### What the task requires
Your task is to copy the material exactly.

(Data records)
---------------

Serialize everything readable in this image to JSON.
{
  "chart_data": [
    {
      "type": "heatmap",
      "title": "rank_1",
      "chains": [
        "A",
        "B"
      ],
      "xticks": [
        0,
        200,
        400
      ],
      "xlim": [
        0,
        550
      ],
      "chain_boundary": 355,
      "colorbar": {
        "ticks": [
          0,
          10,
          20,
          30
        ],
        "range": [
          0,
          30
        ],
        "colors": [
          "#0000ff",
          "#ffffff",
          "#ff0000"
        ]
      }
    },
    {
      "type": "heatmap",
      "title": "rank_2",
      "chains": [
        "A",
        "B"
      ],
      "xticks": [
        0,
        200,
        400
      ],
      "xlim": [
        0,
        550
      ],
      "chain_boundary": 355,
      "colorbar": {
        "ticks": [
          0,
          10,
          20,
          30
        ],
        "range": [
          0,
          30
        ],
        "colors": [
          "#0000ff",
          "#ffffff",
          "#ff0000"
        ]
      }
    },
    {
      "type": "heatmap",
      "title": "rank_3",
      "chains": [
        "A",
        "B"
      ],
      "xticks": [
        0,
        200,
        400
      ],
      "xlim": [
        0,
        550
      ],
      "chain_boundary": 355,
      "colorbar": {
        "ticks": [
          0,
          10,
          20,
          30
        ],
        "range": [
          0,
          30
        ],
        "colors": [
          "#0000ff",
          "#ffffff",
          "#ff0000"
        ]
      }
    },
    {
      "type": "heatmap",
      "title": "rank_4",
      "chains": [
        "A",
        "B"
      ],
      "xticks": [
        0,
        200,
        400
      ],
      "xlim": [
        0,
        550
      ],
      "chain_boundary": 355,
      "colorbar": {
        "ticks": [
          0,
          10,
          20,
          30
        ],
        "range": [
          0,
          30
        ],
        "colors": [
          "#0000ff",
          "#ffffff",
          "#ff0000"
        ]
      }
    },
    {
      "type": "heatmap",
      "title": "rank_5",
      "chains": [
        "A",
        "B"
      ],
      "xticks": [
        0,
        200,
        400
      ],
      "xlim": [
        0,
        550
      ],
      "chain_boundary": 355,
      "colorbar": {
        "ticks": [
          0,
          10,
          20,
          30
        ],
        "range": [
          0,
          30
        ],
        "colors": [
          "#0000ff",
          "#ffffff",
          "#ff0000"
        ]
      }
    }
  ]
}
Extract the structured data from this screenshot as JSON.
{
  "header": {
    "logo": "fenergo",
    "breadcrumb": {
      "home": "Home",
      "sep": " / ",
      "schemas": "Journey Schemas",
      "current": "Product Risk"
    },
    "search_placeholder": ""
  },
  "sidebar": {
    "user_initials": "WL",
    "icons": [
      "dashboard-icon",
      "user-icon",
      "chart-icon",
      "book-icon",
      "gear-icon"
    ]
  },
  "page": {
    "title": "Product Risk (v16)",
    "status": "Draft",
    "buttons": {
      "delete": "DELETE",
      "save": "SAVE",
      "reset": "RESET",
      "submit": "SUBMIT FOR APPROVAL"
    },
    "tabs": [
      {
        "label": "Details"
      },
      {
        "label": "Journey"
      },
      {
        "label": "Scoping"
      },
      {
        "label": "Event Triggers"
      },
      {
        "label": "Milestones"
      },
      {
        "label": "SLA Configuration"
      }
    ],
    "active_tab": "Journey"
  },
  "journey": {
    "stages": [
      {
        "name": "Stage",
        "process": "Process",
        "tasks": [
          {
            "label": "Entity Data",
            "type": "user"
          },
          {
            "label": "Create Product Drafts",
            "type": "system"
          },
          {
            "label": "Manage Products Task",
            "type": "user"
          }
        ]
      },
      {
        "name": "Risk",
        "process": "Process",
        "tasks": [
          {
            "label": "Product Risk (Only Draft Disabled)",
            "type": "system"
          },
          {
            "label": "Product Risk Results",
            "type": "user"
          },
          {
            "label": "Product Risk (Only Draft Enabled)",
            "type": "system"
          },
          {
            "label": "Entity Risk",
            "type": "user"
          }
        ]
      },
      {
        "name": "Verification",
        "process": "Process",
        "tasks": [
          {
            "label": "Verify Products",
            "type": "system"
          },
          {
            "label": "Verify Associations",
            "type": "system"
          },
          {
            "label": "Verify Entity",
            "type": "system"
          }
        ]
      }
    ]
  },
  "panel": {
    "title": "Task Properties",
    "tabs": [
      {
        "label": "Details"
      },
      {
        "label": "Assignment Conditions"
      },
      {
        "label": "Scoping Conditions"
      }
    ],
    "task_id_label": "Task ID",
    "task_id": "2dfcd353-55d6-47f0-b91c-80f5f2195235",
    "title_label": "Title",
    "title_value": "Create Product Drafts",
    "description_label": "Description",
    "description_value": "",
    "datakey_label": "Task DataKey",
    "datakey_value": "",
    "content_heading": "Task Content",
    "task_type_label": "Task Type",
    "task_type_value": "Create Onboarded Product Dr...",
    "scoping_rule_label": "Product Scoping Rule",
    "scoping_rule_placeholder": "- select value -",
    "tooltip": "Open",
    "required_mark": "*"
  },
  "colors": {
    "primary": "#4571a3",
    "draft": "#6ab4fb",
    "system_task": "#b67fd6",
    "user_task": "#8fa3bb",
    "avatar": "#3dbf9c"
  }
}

---------------

### Worked solution
Serialize everything readable in this image to JSON.
{
  "chart_data": [
    {
      "type": "heatmap",
      "title": "rank_1",
      "chains": [
        "A",
        "B"
      ],
      "xticks": [
        0,
        200,
        400
      ],
      "xlim": [
        0,
        550
      ],
      "chain_boundary": 355,
      "colorbar": {
        "ticks": [
          0,
          10,
          20,
          30
        ],
        "range": [
          0,
          30
        ],
        "colors": [
          "#0000ff",
          "#ffffff",
          "#ff0000"
        ]
      }
    },
    {
      "type": "heatmap",
      "title": "rank_2",
      "chains": [
        "A",
        "B"
      ],
      "xticks": [
        0,
        200,
        400
      ],
      "xlim": [
        0,
        550
      ],
      "chain_boundary": 355,
      "colorbar": {
        "ticks": [
          0,
          10,
          20,
          30
        ],
        "range": [
          0,
          30
        ],
        "colors": [
          "#0000ff",
          "#ffffff",
          "#ff0000"
        ]
      }
    },
    {
      "type": "heatmap",
      "title": "rank_3",
      "chains": [
        "A",
        "B"
      ],
      "xticks": [
        0,
        200,
        400
      ],
      "xlim": [
        0,
        550
      ],
      "chain_boundary": 355,
      "colorbar": {
        "ticks": [
          0,
          10,
          20,
          30
        ],
        "range": [
          0,
          30
        ],
        "colors": [
          "#0000ff",
          "#ffffff",
          "#ff0000"
        ]
      }
    },
    {
      "type": "heatmap",
      "title": "rank_4",
      "chains": [
        "A",
        "B"
      ],
      "xticks": [
        0,
        200,
        400
      ],
      "xlim": [
        0,
        550
      ],
      "chain_boundary": 355,
      "colorbar": {
        "ticks": [
          0,
          10,
          20,
          30
        ],
        "range": [
          0,
          30
        ],
        "colors": [
          "#0000ff",
          "#ffffff",
          "#ff0000"
        ]
      }
    },
    {
      "type": "heatmap",
      "title": "rank_5",
      "chains": [
        "A",
        "B"
      ],
      "xticks": [
        0,
        200,
        400
      ],
      "xlim": [
        0,
        550
      ],
      "chain_boundary": 355,
      "colorbar": {
        "ticks": [
          0,
          10,
          20,
          30
        ],
        "range": [
          0,
          30
        ],
        "colors": [
          "#0000ff",
          "#ffffff",
          "#ff0000"
        ]
      }
    }
  ]
}
Extract the structured data from this screenshot as JSON.
{
  "header": {
    "logo": "fenergo",
    "breadcrumb": {
      "home": "Home",
      "sep": " / ",
      "schemas": "Journey Schemas",
      "current": "Product Risk"
    },
    "search_placeholder": ""
  },
  "sidebar": {
    "user_initials": "WL",
    "icons": [
      "dashboard-icon",
      "user-icon",
      "chart-icon",
      "book-icon",
      "gear-icon"
    ]
  },
  "page": {
    "title": "Product Risk (v16)",
    "status": "Draft",
    "buttons": {
      "delete": "DELETE",
      "save": "SAVE",
      "reset": "RESET",
      "submit": "SUBMIT FOR APPROVAL"
    },
    "tabs": [
      {
        "label": "Details"
      },
      {
        "label": "Journey"
      },
      {
        "label": "Scoping"
      },
      {
        "label": "Event Triggers"
      },
      {
        "label": "Milestones"
      },
      {
        "label": "SLA Configuration"
      }
    ],
    "active_tab": "Journey"
  },
  "journey": {
    "stages": [
      {
        "name": "Stage",
        "process": "Process",
        "tasks": [
          {
            "label": "Entity Data",
            "type": "user"
          },
          {
            "label": "Create Product Drafts",
            "type": "system"
          },
          {
            "label": "Manage Products Task",
            "type": "user"
          }
        ]
      },
      {
        "name": "Risk",
        "process": "Process",
        "tasks": [
          {
            "label": "Product Risk (Only Draft Disabled)",
            "type": "system"
          },
          {
            "label": "Product Risk Results",
            "type": "user"
          },
          {
            "label": "Product Risk (Only Draft Enabled)",
            "type": "system"
          },
          {
            "label": "Entity Risk",
            "type": "user"
          }
        ]
      },
      {
        "name": "Verification",
        "process": "Process",
        "tasks": [
          {
            "label": "Verify Products",
            "type": "system"
          },
          {
            "label": "Verify Associations",
            "type": "system"
          },
          {
            "label": "Verify Entity",
            "type": "system"
          }
        ]
      }
    ]
  },
  "panel": {
    "title": "Task Properties",
    "tabs": [
      {
        "label": "Details"
      },
      {
        "label": "Assignment Conditions"
      },
      {
        "label": "Scoping Conditions"
      }
    ],
    "task_id_label": "Task ID",
    "task_id": "2dfcd353-55d6-47f0-b91c-80f5f2195235",
    "title_label": "Title",
    "title_value": "Create Product Drafts",
    "description_label": "Description",
    "description_value": "",
    "datakey_label": "Task DataKey",
    "datakey_value": "",
    "content_heading": "Task Content",
    "task_type_label": "Task Type",
    "task_type_value": "Create Onboarded Product Dr...",
    "scoping_rule_label": "Product Scoping Rule",
    "scoping_rule_placeholder": "- select value -",
    "tooltip": "Open",
    "required_mark": "*"
  },
  "colors": {
    "primary": "#4571a3",
    "draft": "#6ab4fb",
    "system_task": "#b67fd6",
    "user_task": "#8fa3bb",
    "avatar": "#3dbf9c"
  }
}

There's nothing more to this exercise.